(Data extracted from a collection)
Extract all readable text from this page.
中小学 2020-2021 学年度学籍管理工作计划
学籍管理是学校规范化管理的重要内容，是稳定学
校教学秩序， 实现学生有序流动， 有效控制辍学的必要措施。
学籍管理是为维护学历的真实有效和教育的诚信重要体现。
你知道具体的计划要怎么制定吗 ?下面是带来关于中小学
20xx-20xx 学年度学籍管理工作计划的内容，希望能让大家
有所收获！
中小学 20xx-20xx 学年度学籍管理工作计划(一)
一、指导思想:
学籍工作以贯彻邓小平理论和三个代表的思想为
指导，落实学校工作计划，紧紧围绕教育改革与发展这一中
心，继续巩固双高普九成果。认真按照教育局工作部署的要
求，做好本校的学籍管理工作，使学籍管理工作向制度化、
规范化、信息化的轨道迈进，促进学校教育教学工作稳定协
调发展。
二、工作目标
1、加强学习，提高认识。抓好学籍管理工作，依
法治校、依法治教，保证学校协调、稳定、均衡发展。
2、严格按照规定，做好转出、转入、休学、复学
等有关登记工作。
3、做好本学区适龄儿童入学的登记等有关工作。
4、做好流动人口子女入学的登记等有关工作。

**Task instructions:** Reproduce the data in its entirety, matching each character.

**Written answer:**
Extract all readable text from this page.
中小学 2020-2021 学年度学籍管理工作计划
学籍管理是学校规范化管理的重要内容，是稳定学
校教学秩序， 实现学生有序流动， 有效控制辍学的必要措施。
学籍管理是为维护学历的真实有效和教育的诚信重要体现。
你知道具体的计划要怎么制定吗 ?下面是带来关于中小学
20xx-20xx 学年度学籍管理工作计划的内容，希望能让大家
有所收获！
中小学 20xx-20xx 学年度学籍管理工作计划(一)
一、指导思想:
学籍工作以贯彻邓小平理论和三个代表的思想为
指导，落实学校工作计划，紧紧围绕教育改革与发展这一中
心，继续巩固双高普九成果。认真按照教育局工作部署的要
求，做好本校的学籍管理工作，使学籍管理工作向制度化、
规范化、信息化的轨道迈进，促进学校教育教学工作稳定协
调发展。
二、工作目标
1、加强学习，提高认识。抓好学籍管理工作，依
法治校、依法治教，保证学校协调、稳定、均衡发展。
2、严格按照规定，做好转出、转入、休学、复学
等有关登记工作。
3、做好本学区适龄儿童入学的登记等有关工作。
4、做好流动人口子女入学的登记等有关工作。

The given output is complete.